Excerpts from a figure dataset
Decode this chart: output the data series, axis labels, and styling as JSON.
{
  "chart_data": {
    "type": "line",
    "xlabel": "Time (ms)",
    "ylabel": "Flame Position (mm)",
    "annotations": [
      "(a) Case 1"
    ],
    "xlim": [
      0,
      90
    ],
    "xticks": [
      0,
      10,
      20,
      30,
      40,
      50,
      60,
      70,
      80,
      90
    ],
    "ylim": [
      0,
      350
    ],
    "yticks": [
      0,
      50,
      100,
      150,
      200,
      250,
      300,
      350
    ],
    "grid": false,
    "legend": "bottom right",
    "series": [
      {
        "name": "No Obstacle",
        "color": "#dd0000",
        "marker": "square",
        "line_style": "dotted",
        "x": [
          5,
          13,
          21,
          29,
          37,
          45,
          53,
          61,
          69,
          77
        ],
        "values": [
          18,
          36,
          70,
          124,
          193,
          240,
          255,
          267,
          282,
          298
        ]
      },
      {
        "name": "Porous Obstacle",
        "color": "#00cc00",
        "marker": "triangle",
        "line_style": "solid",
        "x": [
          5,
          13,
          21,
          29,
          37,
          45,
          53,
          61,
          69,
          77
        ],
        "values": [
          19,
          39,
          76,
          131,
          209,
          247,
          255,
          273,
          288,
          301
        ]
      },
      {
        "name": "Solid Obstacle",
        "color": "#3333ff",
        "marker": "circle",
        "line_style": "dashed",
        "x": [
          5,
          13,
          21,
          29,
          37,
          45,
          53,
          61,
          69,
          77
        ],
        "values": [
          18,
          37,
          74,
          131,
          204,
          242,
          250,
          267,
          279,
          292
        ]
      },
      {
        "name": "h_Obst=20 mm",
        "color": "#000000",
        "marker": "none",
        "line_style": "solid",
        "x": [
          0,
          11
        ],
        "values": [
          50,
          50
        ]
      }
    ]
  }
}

What is being asked: Reproduce the full set of records precisely.

Exercise output:
Decode this chart: output the data series, axis labels, and styling as JSON.
{
  "chart_data": {
    "type": "line",
    "xlabel": "Time (ms)",
    "ylabel": "Flame Position (mm)",
    "annotations": [
      "(a) Case 1"
    ],
    "xlim": [
      0,
      90
    ],
    "xticks": [
      0,
      10,
      20,
      30,
      40,
      50,
      60,
      70,
      80,
      90
    ],
    "ylim": [
      0,
      350
    ],
    "yticks": [
      0,
      50,
      100,
      150,
      200,
      250,
      300,
      350
    ],
    "grid": false,
    "legend": "bottom right",
    "series": [
      {
        "name": "No Obstacle",
        "color": "#dd0000",
        "marker": "square",
        "line_style": "dotted",
        "x": [
          5,
          13,
          21,
          29,
          37,
          45,
          53,
          61,
          69,
          77
        ],
        "values": [
          18,
          36,
          70,
          124,
          193,
          240,
          255,
          267,
          282,
          298
        ]
      },
      {
        "name": "Porous Obstacle",
        "color": "#00cc00",
        "marker": "triangle",
        "line_style": "solid",
        "x": [
          5,
          13,
          21,
          29,
          37,
          45,
          53,
          61,
          69,
          77
        ],
        "values": [
          19,
          39,
          76,
          131,
          209,
          247,
          255,
          273,
          288,
          301
        ]
      },
      {
        "name": "Solid Obstacle",
        "color": "#3333ff",
        "marker": "circle",
        "line_style": "dashed",
        "x": [
          5,
          13,
          21,
          29,
          37,
          45,
          53,
          61,
          69,
          77
        ],
        "values": [
          18,
          37,
          74,
          131,
          204,
          242,
          250,
          267,
          279,
          292
        ]
      },
      {
        "name": "h_Obst=20 mm",
        "color": "#000000",
        "marker": "none",
        "line_style": "solid",
        "x": [
          0,
          11
        ],
        "values": [
          50,
          50
        ]
      }
    ]
  }
}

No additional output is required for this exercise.